• Data for processing

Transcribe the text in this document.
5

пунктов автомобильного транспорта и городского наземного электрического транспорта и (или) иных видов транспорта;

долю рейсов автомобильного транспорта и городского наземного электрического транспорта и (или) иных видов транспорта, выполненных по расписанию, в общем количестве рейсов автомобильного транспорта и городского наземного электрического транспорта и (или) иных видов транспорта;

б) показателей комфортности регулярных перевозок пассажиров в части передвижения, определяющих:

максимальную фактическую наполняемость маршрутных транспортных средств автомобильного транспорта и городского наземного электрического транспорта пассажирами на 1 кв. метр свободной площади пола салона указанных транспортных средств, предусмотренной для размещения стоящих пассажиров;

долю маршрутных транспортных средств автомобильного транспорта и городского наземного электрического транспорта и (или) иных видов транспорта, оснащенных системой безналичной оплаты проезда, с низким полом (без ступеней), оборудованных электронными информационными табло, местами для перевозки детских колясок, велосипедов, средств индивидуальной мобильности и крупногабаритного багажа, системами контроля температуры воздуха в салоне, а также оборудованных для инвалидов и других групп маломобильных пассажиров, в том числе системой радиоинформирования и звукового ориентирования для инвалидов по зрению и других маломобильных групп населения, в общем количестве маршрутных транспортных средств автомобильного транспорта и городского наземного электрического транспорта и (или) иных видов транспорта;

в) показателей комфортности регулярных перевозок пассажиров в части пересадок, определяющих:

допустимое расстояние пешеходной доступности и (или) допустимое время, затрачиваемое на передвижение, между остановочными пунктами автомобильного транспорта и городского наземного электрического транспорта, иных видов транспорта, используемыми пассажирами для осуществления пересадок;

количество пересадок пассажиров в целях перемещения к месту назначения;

• The exercise
Copy out all lines that carry the word "части".

• In response
б) показателей комфортности регулярных перевозок пассажиров в части передвижения, определяющих:
в) показателей комфортности регулярных перевозок пассажиров в части пересадок, определяющих:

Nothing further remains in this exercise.